**Written request:**
Look for the string "②可表示促甲状腺激素释放激素" in every line, and copy each line that has it.

----------------

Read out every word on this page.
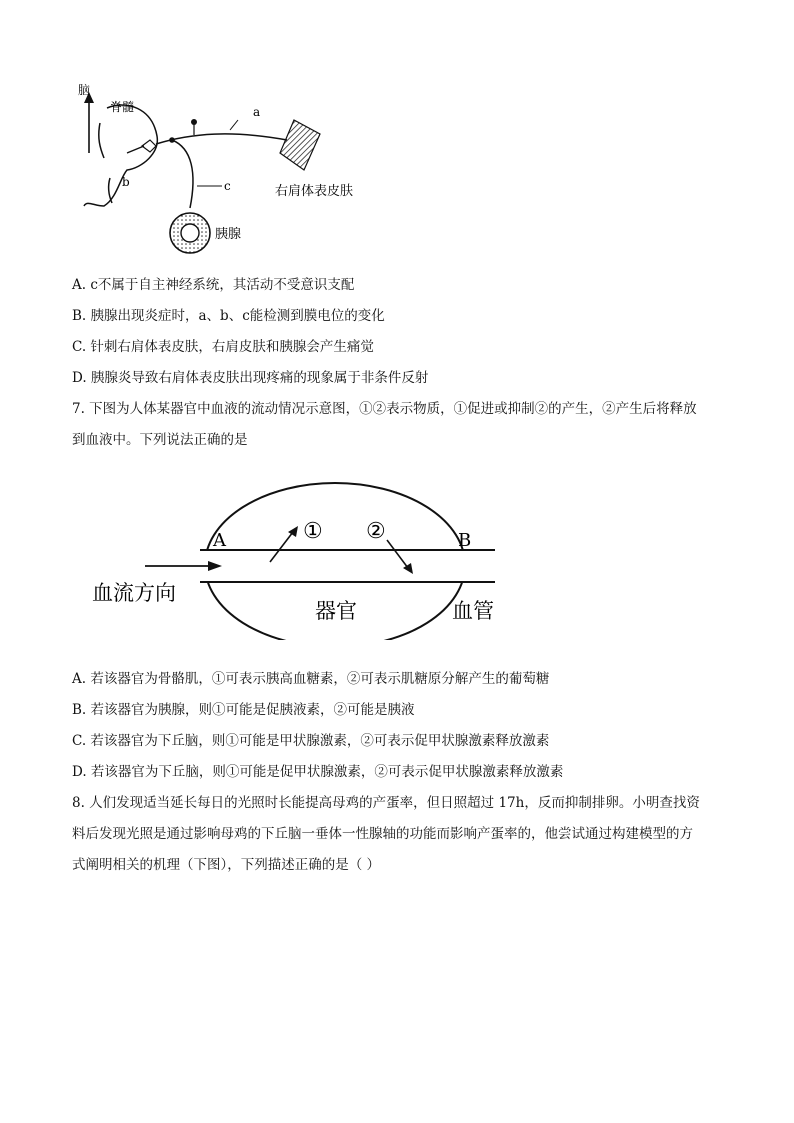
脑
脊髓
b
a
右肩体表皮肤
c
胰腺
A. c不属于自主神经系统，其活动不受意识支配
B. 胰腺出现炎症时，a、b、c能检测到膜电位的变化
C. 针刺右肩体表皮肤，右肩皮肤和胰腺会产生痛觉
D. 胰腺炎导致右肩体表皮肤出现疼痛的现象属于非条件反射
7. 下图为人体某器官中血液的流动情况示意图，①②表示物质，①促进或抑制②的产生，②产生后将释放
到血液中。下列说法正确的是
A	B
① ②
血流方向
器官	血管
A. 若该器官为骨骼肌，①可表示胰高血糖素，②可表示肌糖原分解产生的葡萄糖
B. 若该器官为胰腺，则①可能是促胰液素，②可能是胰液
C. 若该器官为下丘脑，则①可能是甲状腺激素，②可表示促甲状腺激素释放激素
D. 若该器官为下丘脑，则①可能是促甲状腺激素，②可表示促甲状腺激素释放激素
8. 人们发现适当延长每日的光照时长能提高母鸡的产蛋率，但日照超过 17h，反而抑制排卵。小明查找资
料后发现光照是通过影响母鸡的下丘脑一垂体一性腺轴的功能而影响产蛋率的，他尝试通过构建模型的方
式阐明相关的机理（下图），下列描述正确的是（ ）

----------------

**Task answer:**
C. 若该器官为下丘脑，则①可能是甲状腺激素，②可表示促甲状腺激素释放激素
D. 若该器官为下丘脑，则①可能是促甲状腺激素，②可表示促甲状腺激素释放激素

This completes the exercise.